In the K-Ras inhibitor text, rewrite the stretch from "The study identified" through "candidates for targeted therapy.", replacing "efficiently" with "tightly".

Page extract:
▬▬▬▬▬▬

Computational investigation to identify potent inhibitors of the GTPase-Kirsten RAt sarcoma virus (K-Ras) mutants G12C and G12D

K-Ras mutations are frequent in various cancer types, and according to recent research, K-Ras possesses four-drug targeting sites. This increased our interest in finding potential small molecule inhibitors with anticancer activity to treat K-Ras-driven cancers. We utilized integrated bioinformatic strategies, such as XP docking, MM-GBSA, cell-line cytotoxicity prediction, ADMET, and molecular simulation, to discover potential inhibitors of G12C and G12D mutants compared to sotorasib, which is a recent FDA-approved inhibitor of G12C. We identified compounds, such as flupentixol, amlodipine, and fluvoxamine, for the G12C mutant and paroxetine, flupentixol, and zuclopenthixol for the G12D mutant with significant inhibitory functions. All five compounds bound to the H95 cryptic groove of mutant K-Ras with high efficiency and, like sotorasib, retained a novel binding mechanism with additional hydrophobic interactions at the molecular level. Furthermore, the simulation studies suggested that the binding of flupentixol and amlodipine to G12C stabilizes switch I and switch II. In contrast, paroxetine and flupentixol to G12D showed a similar trend compared to sotorasib complexes. Thus, despite the very dynamic functionality of K-Ras switches I and II, the binding of shortlisted compounds is highly stable. Therefore, the reported study provides potential drug candidates for K-Ras inhibition that can be further developed with in vitro and in vivo evidence for targeted therapy.

Automated summary

The study identified compounds with significant inhibitory functions against K-Ras G12C and G12D mutants, which efficiently bind to mutant K-Ras with a novel binding mechanism similar to sotorasib. Simulation studies showed that the binding of these compounds stabilizes K-Ras in different ways, providing potential drug candidates for targeted therapy.

▬▬▬▬▬▬

Records provided:

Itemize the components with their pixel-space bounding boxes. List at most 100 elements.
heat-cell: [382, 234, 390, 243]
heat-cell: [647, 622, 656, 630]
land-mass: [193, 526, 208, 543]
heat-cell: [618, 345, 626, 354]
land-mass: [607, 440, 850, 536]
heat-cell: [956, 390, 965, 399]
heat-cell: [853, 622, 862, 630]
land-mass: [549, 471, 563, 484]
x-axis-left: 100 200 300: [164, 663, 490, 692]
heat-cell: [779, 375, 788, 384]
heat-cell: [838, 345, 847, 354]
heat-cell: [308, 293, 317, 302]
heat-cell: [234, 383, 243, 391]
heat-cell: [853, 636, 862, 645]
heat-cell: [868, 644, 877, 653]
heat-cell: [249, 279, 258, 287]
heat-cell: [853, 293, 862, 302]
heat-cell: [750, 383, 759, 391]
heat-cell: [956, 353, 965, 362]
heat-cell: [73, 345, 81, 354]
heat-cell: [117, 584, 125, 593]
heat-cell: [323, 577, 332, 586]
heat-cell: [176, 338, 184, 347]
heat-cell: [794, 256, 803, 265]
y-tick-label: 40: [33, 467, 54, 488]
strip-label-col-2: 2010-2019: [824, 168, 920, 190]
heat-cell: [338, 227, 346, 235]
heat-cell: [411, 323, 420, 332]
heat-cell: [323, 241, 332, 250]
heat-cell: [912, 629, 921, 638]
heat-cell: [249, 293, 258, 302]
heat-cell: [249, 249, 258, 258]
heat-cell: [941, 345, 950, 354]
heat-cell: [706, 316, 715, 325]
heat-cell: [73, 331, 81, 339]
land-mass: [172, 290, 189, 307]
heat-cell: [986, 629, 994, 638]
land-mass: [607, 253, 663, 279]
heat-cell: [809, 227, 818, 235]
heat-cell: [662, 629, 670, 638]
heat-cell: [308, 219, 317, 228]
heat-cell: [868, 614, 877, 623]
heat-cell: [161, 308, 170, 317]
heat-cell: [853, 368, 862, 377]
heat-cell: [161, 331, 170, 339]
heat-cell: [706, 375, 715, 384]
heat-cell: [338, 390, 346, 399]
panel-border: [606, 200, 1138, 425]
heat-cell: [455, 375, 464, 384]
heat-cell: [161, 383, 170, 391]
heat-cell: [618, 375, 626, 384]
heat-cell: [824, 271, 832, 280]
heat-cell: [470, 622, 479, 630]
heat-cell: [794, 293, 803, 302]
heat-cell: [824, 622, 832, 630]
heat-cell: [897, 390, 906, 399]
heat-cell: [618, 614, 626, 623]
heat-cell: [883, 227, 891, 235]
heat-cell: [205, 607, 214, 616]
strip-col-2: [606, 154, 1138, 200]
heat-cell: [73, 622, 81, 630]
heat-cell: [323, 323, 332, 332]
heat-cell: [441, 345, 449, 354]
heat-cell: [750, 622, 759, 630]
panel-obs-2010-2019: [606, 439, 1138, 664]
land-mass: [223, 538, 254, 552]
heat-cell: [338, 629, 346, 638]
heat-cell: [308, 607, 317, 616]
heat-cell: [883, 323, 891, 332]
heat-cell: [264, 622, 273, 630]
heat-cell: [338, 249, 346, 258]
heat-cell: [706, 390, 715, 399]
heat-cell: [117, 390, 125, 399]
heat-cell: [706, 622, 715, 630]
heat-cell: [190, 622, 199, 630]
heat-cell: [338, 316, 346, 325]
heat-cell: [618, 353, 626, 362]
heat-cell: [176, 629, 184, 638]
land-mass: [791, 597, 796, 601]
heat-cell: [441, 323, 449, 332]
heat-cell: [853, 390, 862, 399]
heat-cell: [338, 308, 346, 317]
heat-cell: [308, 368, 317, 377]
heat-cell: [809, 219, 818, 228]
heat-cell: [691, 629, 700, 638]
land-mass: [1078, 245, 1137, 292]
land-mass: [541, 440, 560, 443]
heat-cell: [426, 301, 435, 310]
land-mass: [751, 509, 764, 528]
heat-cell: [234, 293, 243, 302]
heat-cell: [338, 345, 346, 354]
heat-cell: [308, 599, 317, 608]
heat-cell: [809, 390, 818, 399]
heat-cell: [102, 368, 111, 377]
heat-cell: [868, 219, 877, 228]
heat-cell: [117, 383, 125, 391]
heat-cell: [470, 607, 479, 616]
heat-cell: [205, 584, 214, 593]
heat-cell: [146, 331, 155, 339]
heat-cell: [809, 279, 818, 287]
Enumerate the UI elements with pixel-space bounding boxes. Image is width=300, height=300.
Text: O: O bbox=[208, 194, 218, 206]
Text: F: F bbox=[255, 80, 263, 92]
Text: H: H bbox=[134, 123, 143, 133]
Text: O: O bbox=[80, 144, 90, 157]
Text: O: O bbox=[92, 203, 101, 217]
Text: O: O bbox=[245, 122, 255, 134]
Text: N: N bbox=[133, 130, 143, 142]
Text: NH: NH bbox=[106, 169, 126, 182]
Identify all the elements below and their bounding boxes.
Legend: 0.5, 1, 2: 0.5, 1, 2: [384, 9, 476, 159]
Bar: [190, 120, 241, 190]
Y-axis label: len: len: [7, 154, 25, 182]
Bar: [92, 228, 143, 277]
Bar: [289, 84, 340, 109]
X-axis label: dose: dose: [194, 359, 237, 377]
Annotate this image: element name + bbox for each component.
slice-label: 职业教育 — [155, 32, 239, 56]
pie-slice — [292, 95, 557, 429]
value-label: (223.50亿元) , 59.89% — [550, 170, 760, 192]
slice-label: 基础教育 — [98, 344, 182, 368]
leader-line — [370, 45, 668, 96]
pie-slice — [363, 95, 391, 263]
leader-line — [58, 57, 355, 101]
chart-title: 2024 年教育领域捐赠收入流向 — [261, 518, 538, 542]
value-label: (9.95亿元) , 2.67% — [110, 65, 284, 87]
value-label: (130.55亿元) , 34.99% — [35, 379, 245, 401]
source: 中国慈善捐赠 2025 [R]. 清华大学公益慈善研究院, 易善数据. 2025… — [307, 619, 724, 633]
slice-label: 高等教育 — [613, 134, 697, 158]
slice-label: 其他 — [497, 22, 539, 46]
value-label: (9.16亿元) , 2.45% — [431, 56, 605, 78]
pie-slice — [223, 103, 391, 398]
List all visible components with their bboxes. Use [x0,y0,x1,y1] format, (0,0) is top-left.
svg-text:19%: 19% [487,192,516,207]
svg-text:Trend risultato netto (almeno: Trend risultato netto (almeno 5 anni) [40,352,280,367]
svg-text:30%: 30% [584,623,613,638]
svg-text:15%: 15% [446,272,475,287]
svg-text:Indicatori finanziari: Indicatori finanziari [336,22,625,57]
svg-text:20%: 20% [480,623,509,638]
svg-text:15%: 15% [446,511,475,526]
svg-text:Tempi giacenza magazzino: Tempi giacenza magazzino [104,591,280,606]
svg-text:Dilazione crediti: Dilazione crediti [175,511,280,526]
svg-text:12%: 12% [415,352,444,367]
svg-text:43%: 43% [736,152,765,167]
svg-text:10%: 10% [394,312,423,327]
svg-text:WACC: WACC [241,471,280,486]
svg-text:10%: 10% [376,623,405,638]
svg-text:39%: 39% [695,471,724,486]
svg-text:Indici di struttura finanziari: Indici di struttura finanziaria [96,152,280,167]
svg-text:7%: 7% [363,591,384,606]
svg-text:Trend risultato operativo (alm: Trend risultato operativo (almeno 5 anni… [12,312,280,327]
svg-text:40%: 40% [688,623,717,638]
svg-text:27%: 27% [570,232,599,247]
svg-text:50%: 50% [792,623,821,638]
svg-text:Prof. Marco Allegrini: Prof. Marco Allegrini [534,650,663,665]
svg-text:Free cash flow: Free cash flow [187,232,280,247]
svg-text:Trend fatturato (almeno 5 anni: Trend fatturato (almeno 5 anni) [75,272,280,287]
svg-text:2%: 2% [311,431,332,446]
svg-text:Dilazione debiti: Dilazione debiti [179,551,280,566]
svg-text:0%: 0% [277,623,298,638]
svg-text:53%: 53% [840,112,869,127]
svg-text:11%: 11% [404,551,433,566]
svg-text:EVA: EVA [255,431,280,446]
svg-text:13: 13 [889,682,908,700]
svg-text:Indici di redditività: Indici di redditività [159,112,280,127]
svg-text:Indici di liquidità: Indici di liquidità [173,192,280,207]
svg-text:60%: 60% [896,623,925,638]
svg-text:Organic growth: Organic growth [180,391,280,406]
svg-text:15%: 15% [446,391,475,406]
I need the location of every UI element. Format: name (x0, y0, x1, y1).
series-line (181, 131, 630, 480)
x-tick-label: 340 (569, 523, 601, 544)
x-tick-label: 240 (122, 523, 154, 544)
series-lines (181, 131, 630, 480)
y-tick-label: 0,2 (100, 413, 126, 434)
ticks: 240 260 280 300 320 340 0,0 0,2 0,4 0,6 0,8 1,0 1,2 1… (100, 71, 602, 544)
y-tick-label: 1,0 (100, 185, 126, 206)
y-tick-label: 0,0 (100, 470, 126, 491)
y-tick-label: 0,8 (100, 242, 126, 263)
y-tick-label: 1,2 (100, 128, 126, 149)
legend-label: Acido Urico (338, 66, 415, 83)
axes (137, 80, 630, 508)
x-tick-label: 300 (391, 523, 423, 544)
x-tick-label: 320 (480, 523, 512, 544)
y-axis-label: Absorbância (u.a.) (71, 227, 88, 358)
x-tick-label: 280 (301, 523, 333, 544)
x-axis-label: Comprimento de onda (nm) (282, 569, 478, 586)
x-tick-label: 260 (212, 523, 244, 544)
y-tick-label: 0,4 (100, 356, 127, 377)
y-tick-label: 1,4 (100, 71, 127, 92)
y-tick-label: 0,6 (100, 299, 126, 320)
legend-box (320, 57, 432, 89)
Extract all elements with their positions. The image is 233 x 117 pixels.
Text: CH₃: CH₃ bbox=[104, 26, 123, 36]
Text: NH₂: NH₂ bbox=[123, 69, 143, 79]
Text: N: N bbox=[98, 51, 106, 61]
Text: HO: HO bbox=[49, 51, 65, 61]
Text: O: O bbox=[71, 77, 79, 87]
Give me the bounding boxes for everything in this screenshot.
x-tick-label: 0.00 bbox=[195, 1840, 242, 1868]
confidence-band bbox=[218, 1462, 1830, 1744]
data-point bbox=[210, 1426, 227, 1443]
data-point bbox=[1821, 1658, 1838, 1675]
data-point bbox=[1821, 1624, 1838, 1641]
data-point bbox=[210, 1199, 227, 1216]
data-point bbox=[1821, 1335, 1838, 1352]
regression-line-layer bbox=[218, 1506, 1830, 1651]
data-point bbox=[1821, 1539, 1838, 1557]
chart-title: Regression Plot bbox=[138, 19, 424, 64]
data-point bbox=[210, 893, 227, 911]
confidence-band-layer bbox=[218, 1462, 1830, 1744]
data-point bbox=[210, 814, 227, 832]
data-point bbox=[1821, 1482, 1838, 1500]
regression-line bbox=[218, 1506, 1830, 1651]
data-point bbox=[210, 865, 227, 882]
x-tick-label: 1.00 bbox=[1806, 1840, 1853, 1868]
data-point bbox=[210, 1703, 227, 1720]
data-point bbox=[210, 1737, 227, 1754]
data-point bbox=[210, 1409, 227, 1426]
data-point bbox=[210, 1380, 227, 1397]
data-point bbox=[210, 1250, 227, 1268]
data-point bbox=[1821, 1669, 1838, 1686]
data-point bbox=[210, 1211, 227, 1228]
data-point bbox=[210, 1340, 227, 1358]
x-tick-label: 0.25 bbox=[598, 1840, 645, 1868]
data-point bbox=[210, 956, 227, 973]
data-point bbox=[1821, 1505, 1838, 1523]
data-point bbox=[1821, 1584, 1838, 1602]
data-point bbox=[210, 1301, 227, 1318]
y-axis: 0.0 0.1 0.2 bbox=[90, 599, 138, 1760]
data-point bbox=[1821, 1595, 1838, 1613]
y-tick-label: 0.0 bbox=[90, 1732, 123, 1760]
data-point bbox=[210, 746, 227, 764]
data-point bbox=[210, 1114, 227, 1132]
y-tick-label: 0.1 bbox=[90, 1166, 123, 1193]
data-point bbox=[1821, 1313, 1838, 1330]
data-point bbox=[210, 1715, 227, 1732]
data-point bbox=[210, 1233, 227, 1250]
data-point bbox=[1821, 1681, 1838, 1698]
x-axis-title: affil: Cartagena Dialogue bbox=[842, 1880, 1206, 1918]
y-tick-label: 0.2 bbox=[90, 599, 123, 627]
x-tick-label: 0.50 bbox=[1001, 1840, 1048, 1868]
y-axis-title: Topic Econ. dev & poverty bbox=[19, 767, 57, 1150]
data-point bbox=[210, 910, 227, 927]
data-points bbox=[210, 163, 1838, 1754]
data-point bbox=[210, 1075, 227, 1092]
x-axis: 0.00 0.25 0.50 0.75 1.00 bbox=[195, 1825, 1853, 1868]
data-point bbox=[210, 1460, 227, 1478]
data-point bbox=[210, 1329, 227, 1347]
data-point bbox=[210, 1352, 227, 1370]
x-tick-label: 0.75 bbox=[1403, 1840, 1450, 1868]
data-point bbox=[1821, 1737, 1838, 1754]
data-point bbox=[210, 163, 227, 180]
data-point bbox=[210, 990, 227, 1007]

▬▬▬▬▬▬

Output of the task:
The study identified compounds with significant inhibitory functions against K-Ras G12C and G12D mutants, which tightly bind to mutant K-Ras with a novel binding mechanism similar to sotorasib. Simulation studies showed that the binding of these compounds stabilizes K-Ras in different ways, providing potential drug candidates for targeted therapy.